***** Data to process *****
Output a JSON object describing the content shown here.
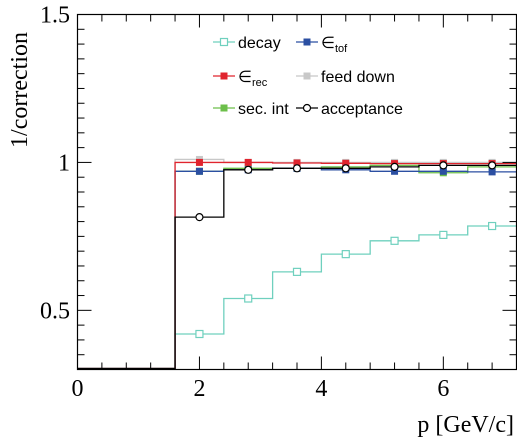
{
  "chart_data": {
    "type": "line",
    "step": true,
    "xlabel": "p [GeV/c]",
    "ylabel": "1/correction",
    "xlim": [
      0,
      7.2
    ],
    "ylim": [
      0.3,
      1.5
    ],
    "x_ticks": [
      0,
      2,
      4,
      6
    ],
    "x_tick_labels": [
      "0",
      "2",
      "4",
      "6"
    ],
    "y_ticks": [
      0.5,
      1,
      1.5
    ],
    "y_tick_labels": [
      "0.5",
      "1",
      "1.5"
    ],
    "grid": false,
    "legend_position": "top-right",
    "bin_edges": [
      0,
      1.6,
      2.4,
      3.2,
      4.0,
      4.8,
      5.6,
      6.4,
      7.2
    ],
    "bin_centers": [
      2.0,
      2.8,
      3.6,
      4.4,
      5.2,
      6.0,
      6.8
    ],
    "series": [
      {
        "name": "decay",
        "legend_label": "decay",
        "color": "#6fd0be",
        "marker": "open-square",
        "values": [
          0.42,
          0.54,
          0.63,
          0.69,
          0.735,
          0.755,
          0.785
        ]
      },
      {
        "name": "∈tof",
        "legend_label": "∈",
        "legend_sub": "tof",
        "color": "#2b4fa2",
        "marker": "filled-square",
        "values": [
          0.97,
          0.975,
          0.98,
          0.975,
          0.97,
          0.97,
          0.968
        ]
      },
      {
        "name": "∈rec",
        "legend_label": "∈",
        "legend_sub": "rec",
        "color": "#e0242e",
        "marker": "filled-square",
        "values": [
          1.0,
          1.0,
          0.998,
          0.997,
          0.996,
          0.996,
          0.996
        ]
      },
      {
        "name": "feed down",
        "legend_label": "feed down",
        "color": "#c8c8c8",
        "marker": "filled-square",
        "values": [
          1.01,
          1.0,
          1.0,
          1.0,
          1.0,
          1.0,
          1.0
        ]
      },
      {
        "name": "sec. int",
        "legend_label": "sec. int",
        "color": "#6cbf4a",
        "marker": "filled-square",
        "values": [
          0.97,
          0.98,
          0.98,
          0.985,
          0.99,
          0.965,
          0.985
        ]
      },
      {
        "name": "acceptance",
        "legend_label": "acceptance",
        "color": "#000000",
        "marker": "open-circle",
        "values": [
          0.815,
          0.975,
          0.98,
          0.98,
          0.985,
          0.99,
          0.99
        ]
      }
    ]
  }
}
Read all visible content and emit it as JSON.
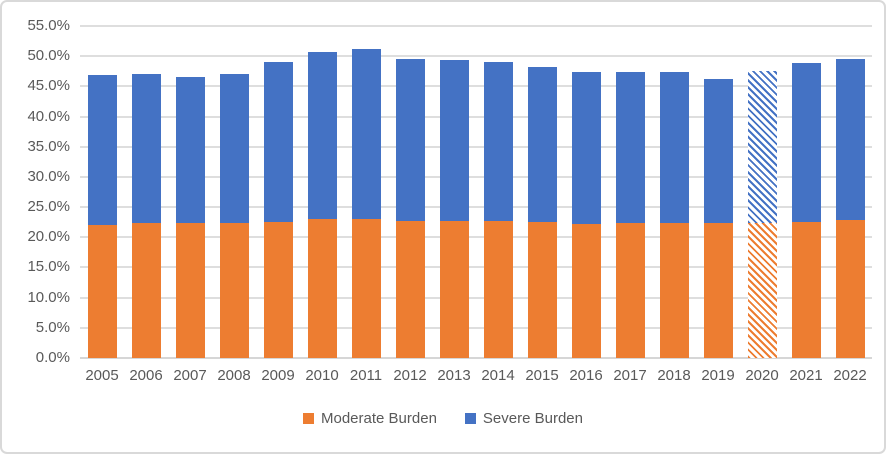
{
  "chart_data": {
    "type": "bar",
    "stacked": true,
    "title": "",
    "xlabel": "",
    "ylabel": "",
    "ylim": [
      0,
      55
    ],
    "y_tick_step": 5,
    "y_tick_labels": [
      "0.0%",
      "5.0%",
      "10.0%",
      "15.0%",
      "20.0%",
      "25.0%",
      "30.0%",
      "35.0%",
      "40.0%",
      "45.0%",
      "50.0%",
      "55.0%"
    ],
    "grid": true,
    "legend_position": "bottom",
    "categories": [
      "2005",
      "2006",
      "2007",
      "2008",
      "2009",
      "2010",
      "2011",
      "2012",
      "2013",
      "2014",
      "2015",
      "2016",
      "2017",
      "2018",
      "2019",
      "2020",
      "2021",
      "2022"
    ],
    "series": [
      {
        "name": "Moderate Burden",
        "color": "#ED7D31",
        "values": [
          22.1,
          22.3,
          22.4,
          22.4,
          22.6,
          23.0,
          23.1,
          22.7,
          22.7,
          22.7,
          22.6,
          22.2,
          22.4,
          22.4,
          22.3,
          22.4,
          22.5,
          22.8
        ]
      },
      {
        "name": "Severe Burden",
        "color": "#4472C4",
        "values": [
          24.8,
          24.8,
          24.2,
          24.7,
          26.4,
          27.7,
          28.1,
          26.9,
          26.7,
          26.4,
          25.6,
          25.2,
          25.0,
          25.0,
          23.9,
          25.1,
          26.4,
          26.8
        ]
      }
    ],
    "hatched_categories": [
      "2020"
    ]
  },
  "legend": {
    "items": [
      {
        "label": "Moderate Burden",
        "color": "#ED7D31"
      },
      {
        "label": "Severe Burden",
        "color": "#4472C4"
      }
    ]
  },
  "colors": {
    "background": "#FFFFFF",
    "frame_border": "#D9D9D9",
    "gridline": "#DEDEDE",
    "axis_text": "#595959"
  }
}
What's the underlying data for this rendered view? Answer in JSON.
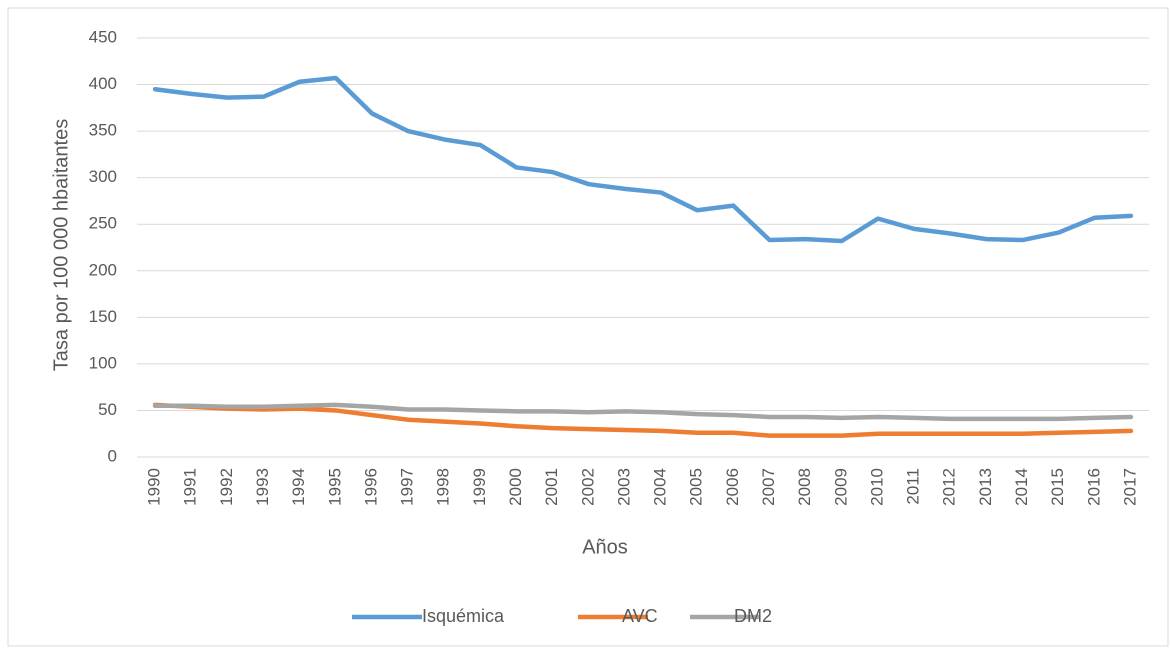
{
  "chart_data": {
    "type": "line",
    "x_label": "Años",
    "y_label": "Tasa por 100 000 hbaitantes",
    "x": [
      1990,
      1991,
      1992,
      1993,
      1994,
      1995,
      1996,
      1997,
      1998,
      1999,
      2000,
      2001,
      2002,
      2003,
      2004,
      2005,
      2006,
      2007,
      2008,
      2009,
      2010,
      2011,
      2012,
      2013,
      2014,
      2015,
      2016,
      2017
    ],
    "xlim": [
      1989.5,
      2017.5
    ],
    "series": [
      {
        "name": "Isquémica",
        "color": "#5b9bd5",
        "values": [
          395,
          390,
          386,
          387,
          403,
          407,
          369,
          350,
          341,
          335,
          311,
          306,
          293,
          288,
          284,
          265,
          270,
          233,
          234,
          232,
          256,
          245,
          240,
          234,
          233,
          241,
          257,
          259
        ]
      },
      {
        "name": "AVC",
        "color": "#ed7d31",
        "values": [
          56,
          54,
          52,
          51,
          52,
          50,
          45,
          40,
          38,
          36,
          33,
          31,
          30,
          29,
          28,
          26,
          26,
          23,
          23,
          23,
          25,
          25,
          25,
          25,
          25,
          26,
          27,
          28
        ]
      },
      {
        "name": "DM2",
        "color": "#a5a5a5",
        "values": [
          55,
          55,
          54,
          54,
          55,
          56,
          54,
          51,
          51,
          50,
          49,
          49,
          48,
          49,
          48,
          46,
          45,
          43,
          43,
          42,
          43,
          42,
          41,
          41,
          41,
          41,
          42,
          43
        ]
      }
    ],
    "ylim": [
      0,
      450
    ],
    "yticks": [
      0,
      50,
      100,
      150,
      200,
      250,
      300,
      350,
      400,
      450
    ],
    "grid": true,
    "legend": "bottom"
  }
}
*****
▶ **Exercise aim**: Extract every line above that contains the word "Moderate".

▶ **Result of this exercise**:
        "name": "Moderate Burden",
        "label": "Moderate Burden",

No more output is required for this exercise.